■ **Listing**
====================

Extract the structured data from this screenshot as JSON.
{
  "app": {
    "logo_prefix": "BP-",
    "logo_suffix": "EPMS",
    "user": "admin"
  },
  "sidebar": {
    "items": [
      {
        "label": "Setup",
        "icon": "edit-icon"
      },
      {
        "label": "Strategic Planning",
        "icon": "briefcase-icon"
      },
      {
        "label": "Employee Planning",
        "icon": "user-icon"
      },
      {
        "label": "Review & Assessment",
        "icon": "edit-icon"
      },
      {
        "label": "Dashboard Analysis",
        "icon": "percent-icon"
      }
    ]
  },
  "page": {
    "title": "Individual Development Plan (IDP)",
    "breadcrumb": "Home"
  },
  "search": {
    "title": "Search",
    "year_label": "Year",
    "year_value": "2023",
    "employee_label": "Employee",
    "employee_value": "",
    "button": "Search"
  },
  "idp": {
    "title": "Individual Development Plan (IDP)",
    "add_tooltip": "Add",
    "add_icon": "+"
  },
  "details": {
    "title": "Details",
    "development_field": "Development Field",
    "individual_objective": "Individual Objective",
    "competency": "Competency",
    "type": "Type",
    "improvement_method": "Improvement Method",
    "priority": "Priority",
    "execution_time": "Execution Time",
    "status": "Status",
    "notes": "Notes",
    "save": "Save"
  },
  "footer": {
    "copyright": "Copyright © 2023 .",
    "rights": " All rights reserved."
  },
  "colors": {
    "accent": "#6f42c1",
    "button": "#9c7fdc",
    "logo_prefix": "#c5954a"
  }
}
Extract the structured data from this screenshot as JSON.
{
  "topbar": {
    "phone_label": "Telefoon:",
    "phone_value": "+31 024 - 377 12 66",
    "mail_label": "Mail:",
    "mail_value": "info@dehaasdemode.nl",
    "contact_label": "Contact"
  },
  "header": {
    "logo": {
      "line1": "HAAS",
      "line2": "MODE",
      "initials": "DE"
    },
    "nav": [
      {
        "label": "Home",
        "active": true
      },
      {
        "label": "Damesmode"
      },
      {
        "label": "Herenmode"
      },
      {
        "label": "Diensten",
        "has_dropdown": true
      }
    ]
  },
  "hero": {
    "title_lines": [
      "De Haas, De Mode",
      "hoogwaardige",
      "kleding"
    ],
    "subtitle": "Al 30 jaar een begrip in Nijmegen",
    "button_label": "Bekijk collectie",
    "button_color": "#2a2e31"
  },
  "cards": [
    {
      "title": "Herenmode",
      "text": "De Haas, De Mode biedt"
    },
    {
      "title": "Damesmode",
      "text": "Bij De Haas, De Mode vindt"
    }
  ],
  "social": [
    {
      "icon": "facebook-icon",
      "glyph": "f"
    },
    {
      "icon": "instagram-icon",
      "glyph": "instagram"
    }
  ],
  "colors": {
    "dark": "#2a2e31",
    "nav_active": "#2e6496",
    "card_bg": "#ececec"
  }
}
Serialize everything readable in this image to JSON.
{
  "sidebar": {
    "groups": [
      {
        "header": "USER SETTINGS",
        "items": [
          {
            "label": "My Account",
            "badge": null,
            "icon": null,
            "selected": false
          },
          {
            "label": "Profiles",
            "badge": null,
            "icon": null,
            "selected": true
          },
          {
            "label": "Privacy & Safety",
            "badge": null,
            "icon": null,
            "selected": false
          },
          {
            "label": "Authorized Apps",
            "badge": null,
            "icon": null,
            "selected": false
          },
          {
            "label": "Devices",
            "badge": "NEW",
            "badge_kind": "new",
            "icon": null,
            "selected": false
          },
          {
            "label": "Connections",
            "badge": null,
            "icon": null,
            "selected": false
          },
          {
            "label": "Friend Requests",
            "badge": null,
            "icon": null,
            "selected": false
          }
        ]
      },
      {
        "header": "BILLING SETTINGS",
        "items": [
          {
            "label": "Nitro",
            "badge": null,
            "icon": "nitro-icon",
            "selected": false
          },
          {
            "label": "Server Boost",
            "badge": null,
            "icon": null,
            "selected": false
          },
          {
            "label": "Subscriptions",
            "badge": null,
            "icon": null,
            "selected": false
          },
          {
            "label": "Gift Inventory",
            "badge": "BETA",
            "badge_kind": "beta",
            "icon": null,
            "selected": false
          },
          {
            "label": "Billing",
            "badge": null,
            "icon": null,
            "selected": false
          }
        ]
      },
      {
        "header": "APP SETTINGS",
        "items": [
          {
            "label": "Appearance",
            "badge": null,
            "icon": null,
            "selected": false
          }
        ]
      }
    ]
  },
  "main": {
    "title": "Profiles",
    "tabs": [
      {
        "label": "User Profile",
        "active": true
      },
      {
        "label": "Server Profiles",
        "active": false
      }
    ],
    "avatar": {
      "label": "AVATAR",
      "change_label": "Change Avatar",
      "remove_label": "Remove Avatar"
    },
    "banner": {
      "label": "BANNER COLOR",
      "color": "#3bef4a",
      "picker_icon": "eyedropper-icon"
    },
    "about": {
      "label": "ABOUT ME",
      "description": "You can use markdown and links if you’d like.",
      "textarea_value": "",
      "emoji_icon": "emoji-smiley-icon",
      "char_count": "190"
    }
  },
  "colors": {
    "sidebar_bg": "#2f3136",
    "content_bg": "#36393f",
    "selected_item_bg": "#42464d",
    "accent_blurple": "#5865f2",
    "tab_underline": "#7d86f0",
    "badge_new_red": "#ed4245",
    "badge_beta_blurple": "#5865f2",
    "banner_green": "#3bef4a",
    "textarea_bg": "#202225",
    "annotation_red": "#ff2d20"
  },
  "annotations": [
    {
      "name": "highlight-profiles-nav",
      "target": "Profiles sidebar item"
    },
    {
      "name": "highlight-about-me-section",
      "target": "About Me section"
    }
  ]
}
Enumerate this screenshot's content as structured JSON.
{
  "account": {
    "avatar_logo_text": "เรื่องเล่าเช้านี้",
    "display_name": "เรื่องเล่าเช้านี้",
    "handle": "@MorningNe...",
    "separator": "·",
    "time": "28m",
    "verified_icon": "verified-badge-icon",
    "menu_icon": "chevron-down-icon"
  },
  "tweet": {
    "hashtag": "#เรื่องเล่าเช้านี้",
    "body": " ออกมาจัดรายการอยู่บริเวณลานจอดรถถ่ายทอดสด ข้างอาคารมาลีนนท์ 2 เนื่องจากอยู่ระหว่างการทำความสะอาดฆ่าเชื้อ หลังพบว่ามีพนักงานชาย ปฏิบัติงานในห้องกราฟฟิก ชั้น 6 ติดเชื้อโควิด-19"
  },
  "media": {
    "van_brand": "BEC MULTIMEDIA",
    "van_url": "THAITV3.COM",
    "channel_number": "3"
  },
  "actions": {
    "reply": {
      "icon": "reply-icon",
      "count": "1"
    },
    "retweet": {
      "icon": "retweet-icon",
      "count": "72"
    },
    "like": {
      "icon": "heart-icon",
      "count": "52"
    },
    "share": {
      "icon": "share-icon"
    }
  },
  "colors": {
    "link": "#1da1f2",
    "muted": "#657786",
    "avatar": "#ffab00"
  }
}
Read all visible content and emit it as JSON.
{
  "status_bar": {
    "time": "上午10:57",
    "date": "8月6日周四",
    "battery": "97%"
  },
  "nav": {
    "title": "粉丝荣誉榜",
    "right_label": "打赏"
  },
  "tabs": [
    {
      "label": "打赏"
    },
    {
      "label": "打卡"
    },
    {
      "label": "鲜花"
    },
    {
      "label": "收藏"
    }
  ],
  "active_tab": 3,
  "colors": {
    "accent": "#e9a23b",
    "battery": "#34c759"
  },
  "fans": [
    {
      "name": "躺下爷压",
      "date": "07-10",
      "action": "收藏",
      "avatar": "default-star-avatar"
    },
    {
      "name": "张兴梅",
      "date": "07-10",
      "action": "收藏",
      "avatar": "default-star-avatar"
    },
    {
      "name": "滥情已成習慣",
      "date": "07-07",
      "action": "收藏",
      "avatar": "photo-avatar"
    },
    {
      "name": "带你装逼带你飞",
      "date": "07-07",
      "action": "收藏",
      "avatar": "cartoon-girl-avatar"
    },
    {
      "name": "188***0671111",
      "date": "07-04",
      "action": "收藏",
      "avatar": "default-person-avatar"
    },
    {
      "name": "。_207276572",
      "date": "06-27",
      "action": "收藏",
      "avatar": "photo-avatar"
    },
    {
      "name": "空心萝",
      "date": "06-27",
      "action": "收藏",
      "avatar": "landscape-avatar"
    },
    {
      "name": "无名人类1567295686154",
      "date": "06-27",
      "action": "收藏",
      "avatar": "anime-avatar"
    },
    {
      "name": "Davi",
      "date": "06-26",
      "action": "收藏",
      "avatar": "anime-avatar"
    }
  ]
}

====================

■ **To be done**
Nothing but a number is needed here: how many lines hold the string "instagram"?

■ **Written answer**
2